Dataset records:
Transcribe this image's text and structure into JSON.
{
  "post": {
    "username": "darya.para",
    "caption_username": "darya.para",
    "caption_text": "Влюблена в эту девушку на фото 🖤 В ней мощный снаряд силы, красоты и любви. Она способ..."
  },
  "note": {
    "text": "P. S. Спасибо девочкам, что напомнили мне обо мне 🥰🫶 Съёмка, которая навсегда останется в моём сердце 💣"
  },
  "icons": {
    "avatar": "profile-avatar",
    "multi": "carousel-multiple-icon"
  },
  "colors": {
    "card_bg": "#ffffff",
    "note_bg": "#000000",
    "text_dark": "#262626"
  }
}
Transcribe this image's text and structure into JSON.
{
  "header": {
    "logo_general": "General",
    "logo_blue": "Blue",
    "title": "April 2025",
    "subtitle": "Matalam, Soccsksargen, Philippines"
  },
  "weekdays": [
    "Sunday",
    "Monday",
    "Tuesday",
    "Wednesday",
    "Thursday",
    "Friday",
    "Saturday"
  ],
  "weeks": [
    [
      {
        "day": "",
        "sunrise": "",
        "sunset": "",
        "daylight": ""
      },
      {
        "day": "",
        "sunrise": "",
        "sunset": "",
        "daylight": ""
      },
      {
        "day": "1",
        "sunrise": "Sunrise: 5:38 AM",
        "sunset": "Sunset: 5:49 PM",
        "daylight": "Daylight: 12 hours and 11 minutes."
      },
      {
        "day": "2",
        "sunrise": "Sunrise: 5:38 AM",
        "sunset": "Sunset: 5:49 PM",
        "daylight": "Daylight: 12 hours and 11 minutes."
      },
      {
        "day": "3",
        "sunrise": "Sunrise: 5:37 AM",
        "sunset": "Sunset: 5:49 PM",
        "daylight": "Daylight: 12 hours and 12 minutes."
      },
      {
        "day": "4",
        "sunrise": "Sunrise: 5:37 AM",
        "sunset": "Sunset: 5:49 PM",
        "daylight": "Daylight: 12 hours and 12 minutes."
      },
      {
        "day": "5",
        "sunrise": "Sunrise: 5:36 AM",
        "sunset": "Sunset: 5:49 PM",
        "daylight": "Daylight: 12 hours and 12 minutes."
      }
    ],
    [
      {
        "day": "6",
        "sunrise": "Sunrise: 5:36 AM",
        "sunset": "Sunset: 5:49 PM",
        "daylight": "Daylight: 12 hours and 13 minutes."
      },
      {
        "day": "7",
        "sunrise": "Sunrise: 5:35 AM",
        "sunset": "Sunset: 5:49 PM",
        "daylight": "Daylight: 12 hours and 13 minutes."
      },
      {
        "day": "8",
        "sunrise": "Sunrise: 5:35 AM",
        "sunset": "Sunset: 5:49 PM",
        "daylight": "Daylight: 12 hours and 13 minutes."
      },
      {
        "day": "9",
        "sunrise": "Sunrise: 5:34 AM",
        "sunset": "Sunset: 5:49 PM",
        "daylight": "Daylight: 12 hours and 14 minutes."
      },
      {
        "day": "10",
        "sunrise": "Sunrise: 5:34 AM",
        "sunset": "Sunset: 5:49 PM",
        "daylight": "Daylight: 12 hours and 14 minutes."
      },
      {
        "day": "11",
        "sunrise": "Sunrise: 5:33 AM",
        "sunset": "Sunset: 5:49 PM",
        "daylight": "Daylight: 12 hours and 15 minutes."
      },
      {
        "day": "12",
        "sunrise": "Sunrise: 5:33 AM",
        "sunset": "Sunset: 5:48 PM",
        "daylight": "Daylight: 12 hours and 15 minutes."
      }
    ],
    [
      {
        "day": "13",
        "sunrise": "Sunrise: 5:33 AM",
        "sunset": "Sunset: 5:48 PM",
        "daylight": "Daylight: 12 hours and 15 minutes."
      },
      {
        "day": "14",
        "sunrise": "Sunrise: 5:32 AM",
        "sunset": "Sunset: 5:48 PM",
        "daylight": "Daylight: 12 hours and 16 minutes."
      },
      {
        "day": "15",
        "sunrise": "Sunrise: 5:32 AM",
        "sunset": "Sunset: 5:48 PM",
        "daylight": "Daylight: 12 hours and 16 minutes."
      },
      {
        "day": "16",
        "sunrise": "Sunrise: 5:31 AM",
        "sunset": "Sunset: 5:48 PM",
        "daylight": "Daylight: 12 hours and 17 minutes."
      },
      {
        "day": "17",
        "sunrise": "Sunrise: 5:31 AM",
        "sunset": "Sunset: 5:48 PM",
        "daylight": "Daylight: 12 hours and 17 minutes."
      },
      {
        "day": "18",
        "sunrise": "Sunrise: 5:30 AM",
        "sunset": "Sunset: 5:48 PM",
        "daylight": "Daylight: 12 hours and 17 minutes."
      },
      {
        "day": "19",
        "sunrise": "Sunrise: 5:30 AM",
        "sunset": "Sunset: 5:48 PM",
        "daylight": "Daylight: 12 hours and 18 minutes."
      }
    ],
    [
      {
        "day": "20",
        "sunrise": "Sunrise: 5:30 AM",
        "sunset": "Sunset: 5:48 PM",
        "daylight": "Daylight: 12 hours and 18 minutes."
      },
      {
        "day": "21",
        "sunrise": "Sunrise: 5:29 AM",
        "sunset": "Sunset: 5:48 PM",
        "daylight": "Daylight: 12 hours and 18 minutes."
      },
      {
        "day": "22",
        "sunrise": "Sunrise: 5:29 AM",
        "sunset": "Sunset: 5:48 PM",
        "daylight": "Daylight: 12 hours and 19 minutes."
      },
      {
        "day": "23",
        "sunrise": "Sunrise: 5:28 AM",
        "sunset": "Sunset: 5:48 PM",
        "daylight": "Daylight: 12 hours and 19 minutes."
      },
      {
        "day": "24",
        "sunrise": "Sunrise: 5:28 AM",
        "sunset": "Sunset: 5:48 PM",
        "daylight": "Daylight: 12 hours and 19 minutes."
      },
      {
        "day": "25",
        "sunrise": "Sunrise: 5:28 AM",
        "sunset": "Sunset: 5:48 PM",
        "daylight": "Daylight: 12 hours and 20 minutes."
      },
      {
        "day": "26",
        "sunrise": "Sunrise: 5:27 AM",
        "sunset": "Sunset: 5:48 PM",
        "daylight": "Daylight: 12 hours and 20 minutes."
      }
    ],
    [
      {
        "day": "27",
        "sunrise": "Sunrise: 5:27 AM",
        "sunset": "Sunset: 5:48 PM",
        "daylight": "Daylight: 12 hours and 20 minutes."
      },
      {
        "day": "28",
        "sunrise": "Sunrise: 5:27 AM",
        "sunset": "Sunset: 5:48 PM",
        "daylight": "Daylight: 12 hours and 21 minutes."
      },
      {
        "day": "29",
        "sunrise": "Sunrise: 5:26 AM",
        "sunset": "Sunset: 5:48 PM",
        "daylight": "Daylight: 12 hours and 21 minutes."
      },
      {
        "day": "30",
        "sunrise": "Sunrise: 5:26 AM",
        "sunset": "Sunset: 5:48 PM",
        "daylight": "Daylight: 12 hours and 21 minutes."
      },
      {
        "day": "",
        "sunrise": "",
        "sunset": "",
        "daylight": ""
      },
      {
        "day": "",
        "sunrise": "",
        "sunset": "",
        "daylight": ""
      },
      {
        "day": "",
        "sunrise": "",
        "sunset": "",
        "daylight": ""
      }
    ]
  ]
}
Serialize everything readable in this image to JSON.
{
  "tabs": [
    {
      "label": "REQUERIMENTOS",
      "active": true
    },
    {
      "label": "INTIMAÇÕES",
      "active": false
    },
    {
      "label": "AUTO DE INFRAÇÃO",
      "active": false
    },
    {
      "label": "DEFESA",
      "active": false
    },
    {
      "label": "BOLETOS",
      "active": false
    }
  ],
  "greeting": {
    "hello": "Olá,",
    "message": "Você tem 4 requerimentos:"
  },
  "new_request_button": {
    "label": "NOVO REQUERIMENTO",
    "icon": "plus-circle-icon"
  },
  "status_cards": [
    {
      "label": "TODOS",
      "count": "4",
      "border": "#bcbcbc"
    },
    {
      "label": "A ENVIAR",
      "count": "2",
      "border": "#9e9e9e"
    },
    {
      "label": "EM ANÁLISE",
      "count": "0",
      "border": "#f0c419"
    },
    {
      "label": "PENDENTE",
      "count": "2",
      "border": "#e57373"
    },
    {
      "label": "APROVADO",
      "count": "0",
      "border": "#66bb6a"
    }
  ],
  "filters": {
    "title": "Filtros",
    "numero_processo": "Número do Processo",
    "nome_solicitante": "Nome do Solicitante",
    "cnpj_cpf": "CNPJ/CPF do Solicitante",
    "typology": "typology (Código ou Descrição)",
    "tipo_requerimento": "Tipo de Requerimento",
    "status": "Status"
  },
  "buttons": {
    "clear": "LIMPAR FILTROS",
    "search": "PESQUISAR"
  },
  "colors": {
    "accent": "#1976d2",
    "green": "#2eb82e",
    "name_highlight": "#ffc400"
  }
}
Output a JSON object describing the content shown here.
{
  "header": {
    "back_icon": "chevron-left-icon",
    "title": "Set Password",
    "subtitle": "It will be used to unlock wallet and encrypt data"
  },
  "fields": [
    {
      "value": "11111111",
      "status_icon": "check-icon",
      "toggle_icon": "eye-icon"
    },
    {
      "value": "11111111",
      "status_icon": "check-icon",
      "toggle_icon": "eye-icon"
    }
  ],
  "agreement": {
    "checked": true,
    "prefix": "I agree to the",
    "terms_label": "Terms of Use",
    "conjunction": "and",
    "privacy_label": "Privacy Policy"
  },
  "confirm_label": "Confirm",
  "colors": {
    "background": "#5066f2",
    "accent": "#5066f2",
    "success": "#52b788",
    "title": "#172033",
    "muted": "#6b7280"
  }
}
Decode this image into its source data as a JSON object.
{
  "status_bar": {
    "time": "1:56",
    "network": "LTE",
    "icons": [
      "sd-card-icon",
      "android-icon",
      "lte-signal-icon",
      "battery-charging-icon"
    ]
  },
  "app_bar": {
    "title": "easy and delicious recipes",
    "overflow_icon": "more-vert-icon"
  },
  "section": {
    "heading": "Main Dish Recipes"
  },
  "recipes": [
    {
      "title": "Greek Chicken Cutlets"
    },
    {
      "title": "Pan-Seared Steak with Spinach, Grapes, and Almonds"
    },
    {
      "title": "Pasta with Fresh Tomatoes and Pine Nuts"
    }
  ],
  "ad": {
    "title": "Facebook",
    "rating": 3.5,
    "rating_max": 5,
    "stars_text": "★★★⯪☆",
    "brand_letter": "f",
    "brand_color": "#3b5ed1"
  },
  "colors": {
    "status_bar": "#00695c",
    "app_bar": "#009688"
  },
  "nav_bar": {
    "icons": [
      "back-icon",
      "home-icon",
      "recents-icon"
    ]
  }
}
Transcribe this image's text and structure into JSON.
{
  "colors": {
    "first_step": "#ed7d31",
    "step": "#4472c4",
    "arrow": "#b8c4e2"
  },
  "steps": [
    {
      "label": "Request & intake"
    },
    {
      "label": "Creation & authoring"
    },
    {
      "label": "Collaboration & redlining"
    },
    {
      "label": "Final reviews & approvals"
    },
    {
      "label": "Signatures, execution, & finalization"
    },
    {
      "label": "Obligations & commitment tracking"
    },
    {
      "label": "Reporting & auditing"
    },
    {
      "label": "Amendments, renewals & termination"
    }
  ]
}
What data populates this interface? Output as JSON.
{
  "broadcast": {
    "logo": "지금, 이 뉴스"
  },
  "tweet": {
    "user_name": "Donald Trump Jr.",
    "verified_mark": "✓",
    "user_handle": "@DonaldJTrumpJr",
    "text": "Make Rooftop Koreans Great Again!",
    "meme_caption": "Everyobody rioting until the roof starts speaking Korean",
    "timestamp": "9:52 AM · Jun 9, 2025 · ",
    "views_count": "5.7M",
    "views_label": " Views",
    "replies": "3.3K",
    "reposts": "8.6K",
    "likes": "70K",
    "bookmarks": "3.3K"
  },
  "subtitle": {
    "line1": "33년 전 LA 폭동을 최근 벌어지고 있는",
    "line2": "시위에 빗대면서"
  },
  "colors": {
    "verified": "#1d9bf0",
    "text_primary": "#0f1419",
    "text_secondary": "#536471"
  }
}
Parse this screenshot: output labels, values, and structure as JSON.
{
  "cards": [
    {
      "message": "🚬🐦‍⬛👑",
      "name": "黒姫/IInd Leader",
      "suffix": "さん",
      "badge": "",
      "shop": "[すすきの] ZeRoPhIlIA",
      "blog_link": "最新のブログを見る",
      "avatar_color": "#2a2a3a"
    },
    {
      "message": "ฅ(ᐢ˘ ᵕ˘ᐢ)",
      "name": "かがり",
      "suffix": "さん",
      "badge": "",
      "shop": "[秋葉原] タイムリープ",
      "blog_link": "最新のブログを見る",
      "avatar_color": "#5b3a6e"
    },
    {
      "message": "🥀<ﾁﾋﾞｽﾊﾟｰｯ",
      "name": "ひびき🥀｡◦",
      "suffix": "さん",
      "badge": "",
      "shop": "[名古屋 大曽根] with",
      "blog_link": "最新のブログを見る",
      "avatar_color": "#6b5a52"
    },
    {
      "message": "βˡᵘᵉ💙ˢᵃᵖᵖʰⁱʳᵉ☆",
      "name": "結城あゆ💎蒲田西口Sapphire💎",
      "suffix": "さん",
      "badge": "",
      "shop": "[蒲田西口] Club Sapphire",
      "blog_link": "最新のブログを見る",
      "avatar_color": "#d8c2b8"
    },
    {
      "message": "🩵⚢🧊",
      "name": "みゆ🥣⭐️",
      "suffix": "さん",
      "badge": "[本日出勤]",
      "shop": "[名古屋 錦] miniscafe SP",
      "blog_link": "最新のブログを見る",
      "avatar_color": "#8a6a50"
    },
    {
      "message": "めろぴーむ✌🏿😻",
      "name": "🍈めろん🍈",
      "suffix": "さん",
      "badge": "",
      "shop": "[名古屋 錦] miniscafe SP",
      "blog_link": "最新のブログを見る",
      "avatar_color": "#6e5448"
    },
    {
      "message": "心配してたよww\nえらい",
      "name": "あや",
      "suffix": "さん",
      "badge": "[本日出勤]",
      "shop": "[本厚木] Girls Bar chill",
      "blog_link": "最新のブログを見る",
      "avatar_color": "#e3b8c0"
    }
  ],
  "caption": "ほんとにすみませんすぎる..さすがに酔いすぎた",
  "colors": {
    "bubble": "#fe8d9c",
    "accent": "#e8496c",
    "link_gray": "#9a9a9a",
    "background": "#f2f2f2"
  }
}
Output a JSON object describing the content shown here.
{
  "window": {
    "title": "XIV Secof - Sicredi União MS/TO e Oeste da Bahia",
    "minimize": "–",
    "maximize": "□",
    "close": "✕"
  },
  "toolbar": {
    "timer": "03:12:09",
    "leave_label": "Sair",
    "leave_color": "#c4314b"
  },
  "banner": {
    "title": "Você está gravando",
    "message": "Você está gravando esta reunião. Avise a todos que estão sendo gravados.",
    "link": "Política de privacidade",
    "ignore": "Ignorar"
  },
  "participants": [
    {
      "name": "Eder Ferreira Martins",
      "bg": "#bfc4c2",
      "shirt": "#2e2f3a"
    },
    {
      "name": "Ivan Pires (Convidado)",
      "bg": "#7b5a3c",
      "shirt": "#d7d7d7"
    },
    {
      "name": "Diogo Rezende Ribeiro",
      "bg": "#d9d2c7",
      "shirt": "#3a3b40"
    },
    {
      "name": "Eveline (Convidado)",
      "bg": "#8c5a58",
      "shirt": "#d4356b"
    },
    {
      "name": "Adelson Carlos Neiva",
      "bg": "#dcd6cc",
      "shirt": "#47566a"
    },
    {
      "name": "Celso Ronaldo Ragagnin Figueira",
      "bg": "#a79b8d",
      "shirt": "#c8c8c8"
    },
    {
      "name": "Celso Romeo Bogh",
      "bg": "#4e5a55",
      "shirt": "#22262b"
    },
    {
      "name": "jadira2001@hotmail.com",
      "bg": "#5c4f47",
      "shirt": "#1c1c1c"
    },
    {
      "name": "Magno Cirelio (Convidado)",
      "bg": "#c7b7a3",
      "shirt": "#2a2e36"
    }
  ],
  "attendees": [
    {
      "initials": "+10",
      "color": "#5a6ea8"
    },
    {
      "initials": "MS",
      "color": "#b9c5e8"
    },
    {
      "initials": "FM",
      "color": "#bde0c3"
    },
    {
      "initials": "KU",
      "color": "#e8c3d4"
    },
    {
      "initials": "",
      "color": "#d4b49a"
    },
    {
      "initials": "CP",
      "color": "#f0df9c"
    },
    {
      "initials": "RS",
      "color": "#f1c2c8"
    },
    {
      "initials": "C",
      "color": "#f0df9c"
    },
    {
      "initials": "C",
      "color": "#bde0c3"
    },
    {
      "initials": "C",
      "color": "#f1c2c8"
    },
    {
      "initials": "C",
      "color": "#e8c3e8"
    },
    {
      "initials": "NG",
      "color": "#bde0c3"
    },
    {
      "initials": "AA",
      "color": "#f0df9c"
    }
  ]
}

(Objective) Pull out each line of the records holding the string "shop".

(Output for this task)
      "shop": "[すすきの] ZeRoPhIlIA",
      "shop": "[秋葉原] タイムリープ",
      "shop": "[名古屋 大曽根] with",
      "shop": "[蒲田西口] Club Sapphire",
      "shop": "[名古屋 錦] miniscafe SP",
      "shop": "[名古屋 錦] miniscafe SP",
      "shop": "[本厚木] Girls Bar chill",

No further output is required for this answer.